** START **

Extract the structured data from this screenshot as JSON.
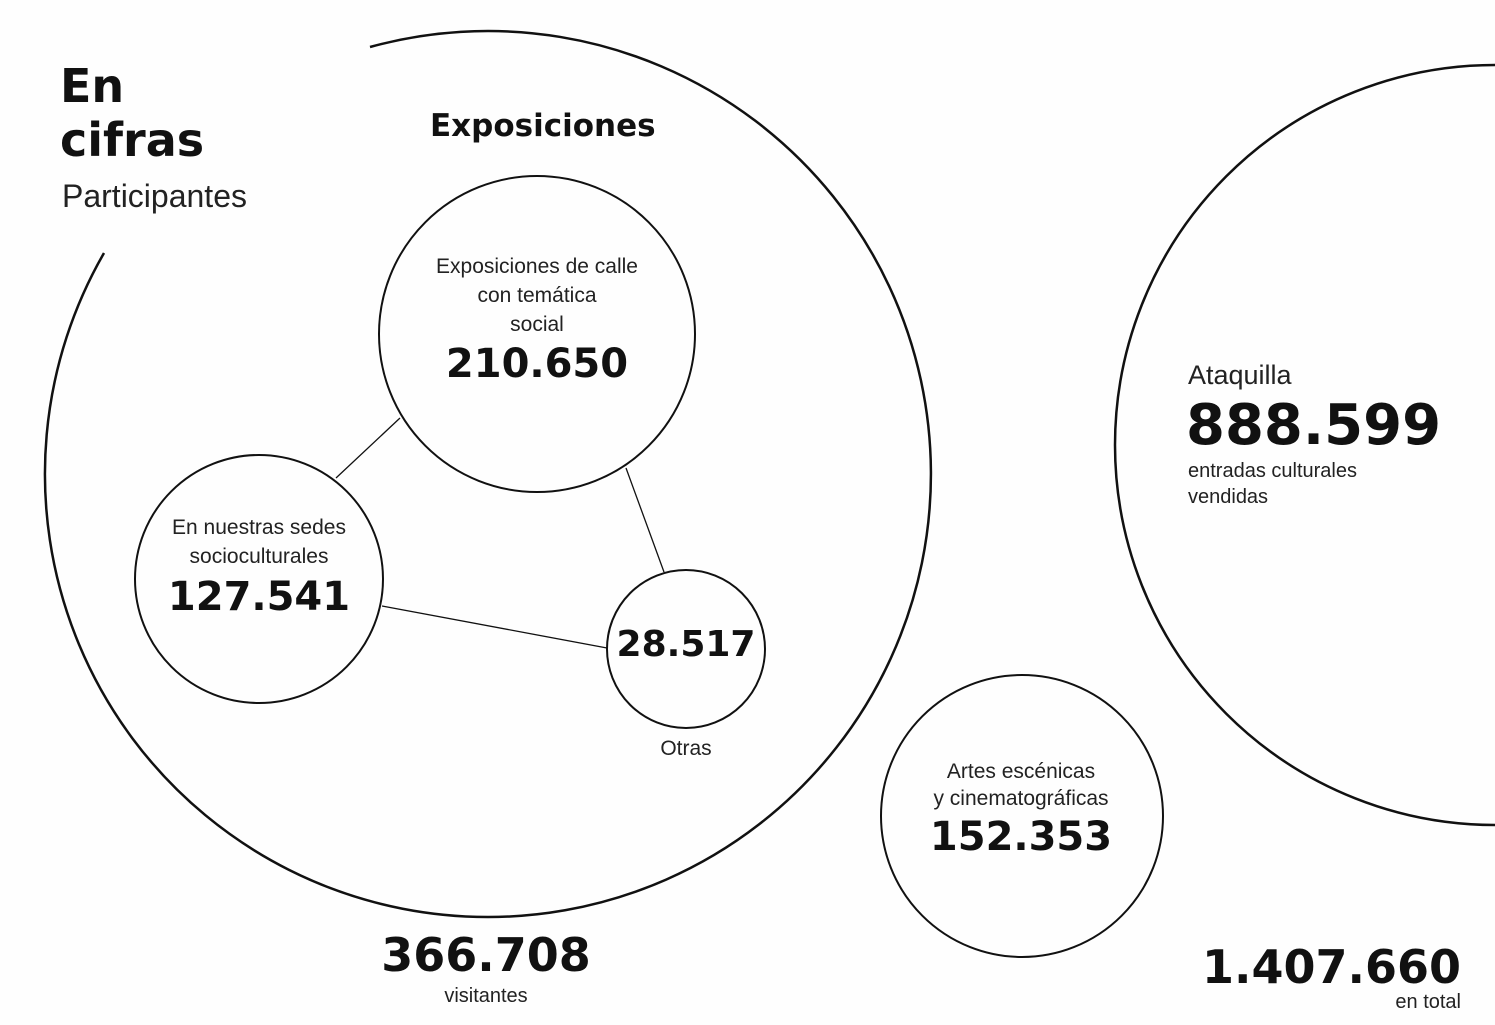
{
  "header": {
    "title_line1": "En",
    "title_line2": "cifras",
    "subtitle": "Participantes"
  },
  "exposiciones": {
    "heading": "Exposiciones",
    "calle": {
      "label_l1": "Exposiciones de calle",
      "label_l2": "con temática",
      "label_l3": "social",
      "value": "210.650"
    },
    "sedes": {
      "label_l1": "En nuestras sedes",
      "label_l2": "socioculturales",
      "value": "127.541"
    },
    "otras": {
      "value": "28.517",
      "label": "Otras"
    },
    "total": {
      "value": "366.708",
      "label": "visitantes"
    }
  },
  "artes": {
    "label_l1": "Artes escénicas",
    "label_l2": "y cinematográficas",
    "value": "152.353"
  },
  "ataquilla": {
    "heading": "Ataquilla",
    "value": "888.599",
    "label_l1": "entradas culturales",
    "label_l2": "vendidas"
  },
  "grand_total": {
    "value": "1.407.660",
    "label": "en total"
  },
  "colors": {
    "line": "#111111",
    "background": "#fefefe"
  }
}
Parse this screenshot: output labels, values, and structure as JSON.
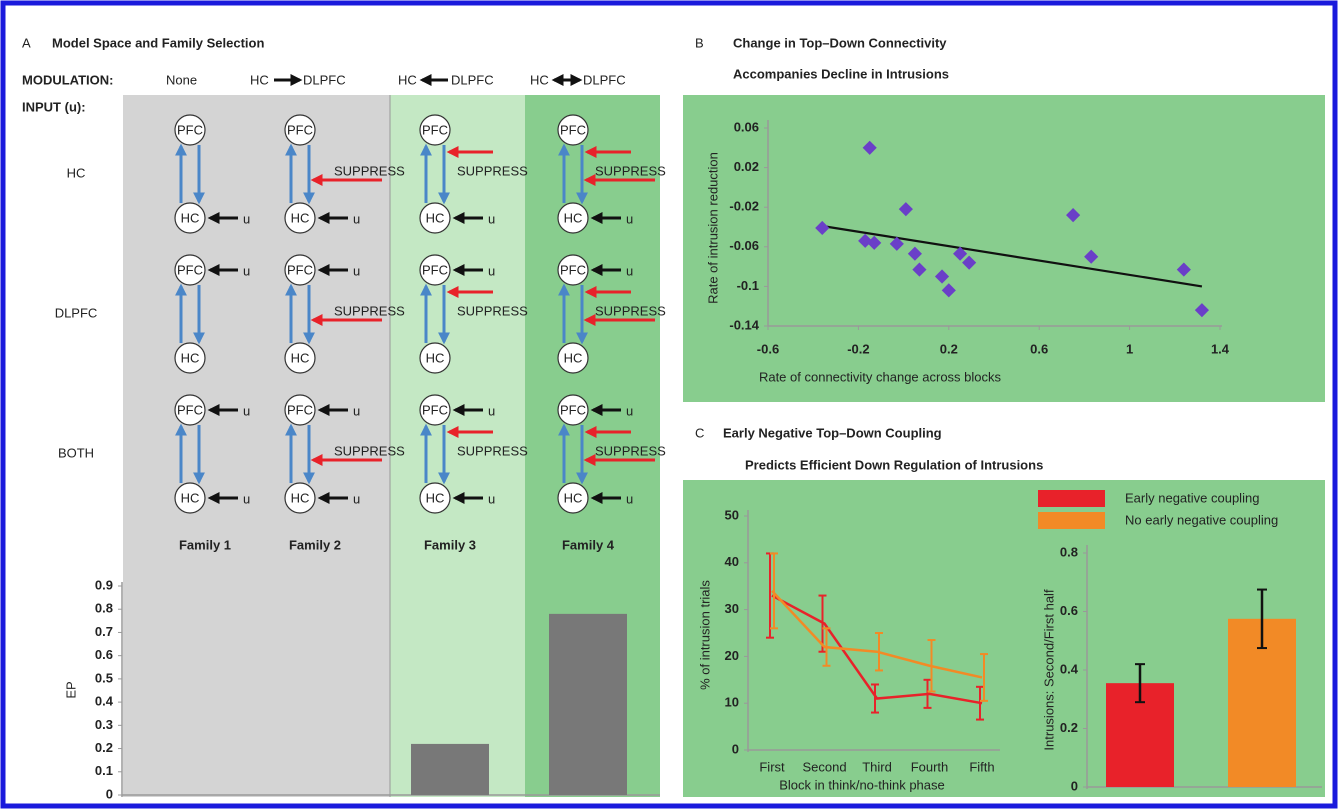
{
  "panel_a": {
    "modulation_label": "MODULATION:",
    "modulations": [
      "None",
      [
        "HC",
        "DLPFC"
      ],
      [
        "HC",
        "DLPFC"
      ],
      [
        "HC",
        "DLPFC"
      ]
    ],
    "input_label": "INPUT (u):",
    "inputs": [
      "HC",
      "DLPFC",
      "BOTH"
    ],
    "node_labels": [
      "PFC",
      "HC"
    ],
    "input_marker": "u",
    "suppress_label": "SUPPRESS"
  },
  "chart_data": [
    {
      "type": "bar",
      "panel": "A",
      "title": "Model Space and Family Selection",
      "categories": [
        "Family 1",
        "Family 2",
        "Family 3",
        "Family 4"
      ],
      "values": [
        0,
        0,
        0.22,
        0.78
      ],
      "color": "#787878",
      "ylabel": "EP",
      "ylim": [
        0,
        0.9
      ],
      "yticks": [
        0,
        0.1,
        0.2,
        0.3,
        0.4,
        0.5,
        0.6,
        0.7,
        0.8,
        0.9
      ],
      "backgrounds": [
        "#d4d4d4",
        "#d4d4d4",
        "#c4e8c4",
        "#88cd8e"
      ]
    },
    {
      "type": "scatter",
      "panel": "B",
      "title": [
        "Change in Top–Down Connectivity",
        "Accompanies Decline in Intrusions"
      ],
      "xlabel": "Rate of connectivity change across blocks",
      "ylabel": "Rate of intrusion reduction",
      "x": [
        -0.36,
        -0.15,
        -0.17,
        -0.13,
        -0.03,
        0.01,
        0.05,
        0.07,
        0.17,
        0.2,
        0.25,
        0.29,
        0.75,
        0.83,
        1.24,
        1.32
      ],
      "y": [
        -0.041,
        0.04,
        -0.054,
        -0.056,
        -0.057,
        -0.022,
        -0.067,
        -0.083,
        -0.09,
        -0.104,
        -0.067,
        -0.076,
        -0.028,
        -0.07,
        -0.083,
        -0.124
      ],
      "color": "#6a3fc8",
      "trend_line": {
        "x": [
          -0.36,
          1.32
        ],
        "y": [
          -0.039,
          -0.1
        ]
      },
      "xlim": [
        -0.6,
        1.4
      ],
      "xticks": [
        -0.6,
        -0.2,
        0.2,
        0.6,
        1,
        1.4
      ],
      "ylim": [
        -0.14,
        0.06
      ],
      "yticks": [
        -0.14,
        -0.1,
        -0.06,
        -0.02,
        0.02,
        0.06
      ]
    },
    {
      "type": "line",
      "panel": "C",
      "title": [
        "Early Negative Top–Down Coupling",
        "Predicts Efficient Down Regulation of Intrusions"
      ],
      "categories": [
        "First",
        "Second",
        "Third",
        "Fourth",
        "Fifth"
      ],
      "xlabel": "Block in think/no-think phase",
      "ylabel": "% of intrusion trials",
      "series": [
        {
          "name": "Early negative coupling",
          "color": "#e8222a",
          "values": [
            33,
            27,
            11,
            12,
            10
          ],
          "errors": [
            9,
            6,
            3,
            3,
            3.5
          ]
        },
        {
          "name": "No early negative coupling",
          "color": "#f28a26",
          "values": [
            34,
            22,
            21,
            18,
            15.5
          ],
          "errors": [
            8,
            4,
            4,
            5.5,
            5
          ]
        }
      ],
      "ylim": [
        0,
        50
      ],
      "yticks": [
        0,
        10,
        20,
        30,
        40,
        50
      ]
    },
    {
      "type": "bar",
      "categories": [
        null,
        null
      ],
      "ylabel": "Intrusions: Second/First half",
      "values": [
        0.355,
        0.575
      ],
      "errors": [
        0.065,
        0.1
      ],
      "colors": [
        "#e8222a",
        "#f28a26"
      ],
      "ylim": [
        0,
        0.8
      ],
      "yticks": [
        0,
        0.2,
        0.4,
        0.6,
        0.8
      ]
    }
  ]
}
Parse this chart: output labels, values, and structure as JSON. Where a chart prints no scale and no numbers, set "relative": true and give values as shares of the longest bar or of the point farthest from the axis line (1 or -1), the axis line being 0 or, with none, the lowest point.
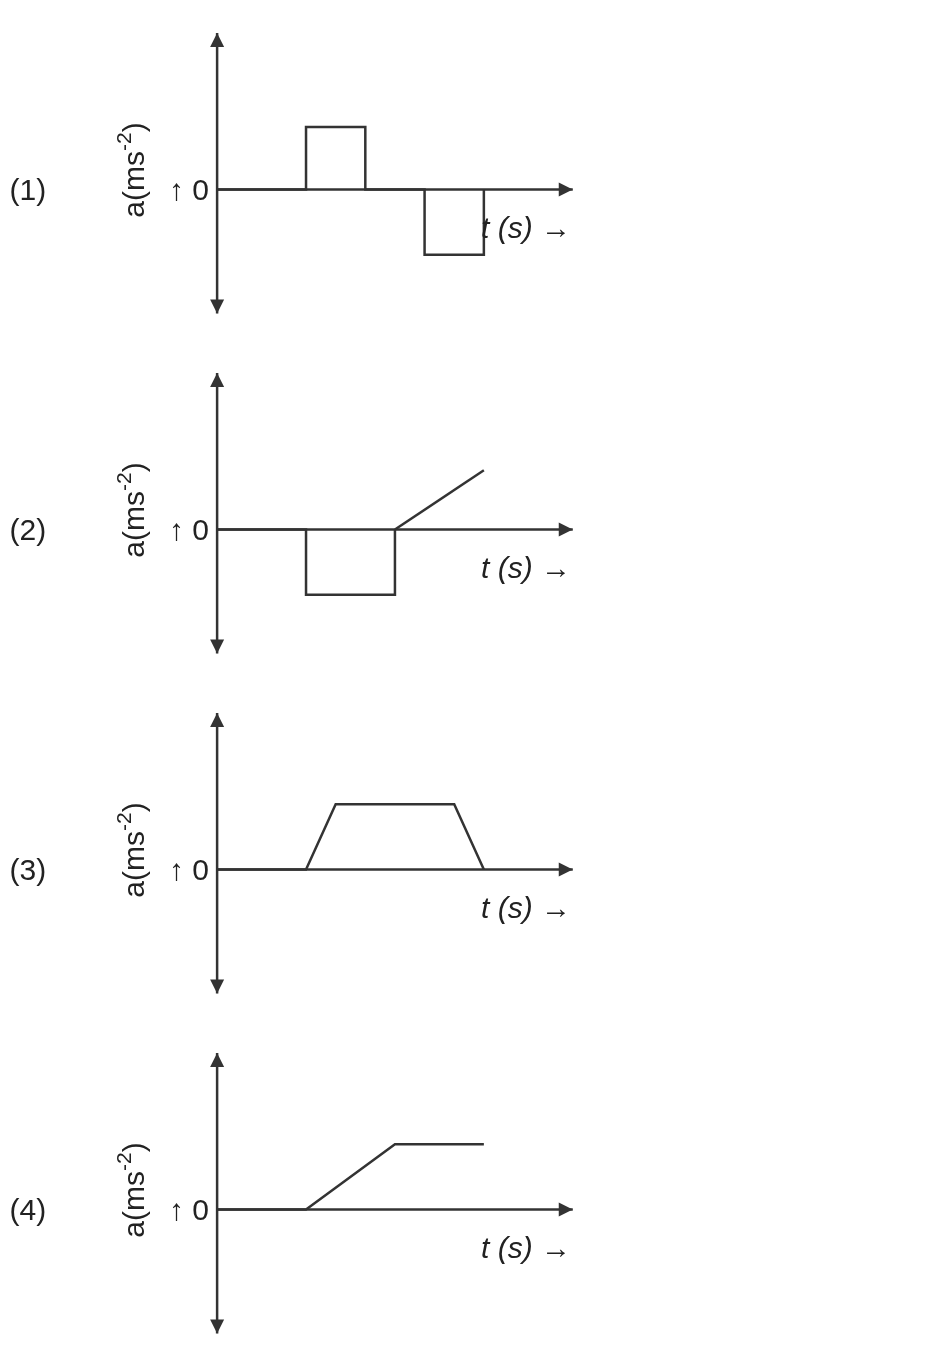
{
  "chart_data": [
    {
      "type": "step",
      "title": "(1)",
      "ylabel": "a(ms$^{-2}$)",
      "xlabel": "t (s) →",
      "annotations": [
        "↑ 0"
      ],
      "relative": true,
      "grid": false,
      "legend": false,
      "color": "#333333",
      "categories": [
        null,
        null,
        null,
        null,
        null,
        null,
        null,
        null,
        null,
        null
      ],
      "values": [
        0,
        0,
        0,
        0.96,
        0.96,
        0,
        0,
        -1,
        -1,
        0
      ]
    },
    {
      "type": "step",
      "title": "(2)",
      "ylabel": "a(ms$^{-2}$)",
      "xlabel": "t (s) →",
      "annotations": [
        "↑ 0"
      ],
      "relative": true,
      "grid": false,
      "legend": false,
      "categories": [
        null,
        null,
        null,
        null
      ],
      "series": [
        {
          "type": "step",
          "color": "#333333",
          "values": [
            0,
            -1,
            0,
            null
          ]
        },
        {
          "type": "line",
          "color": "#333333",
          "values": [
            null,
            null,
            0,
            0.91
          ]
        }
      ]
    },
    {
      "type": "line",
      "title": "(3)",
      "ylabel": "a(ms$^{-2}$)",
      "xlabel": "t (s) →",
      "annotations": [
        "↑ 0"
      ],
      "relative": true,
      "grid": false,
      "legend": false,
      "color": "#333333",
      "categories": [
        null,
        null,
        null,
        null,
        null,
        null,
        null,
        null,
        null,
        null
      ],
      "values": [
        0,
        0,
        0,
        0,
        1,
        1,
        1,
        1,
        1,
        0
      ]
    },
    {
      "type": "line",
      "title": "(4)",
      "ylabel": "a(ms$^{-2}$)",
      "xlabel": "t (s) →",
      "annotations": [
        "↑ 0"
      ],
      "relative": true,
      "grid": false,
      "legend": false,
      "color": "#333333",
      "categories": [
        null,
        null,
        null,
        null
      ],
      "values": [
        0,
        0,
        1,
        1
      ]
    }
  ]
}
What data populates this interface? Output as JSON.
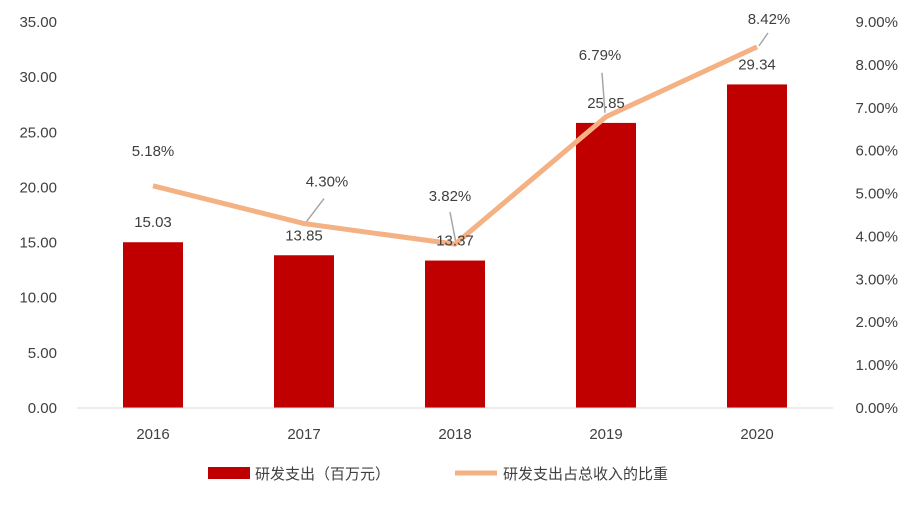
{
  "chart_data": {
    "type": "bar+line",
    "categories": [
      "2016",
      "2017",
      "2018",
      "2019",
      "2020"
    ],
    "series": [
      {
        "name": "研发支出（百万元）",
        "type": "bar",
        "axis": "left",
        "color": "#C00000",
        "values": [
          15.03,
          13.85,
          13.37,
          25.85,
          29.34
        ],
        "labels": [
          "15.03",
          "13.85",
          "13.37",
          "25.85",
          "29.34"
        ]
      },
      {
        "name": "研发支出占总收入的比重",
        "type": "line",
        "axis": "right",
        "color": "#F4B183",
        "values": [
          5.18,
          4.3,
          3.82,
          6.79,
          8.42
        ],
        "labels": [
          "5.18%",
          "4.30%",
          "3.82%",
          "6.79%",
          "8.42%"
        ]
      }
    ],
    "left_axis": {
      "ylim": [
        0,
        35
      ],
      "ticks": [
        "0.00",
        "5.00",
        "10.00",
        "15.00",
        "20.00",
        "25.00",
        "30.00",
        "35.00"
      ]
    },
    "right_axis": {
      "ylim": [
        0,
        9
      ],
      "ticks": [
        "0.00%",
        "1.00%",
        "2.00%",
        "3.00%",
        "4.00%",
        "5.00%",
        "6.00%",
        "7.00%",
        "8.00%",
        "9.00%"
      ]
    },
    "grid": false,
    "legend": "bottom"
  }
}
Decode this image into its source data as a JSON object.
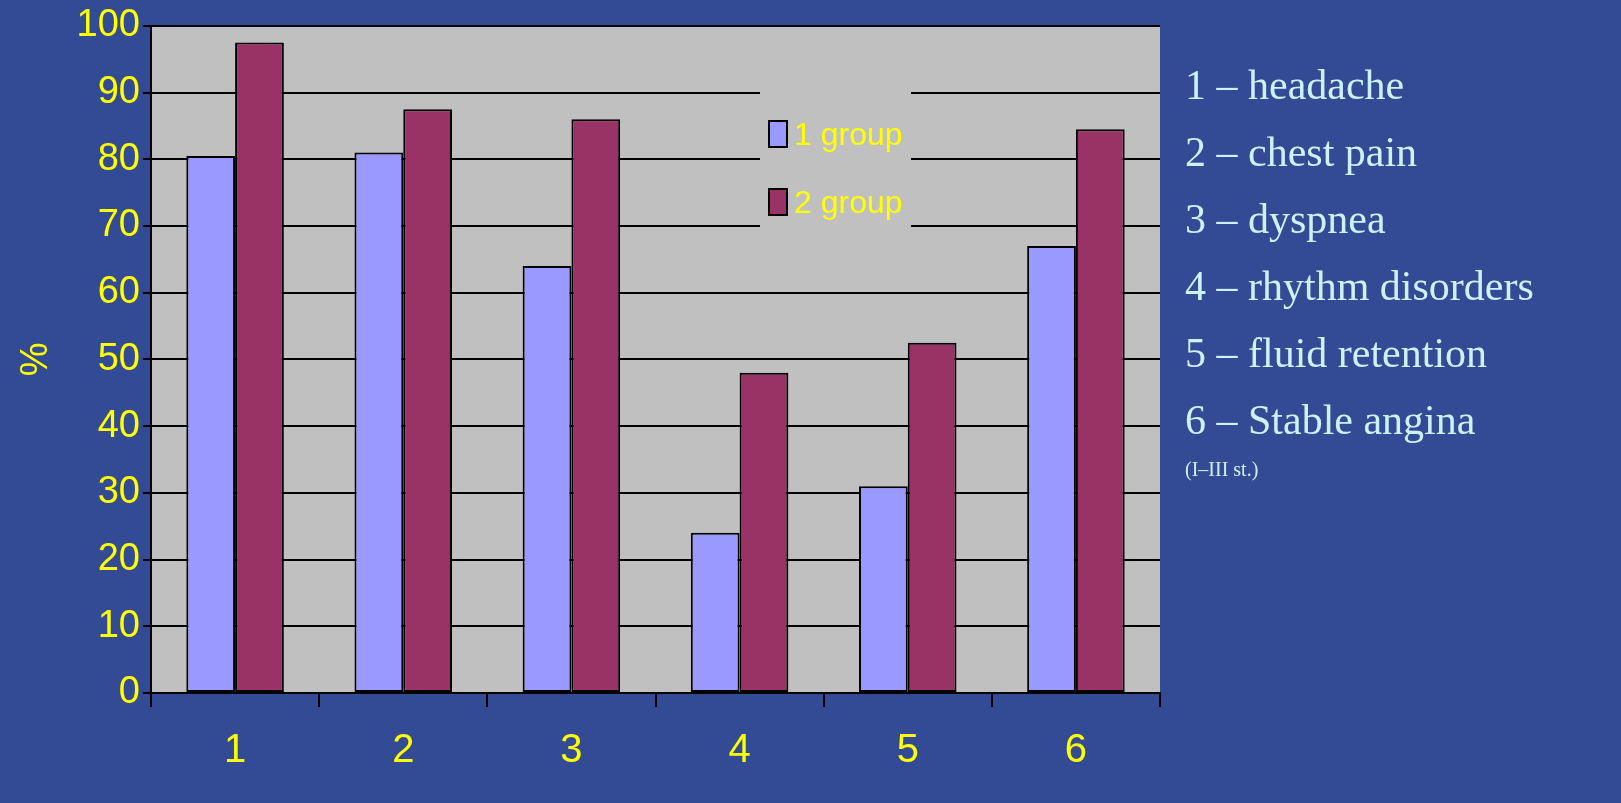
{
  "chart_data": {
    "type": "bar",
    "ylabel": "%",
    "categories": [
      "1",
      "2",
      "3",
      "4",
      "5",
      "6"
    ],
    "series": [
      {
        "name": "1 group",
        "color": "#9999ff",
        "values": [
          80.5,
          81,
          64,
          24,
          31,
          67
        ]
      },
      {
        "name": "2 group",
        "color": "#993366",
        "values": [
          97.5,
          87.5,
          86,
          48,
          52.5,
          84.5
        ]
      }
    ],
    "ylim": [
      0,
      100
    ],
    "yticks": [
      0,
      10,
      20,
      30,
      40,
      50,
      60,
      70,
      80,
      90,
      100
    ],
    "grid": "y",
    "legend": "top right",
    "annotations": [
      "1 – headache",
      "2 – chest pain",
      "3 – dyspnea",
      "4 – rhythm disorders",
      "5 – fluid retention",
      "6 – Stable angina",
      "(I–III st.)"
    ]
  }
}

** END **

How many lines in the records above contain the word "Rate"? Reply with the number and nothing more.

_Solution to this task_
2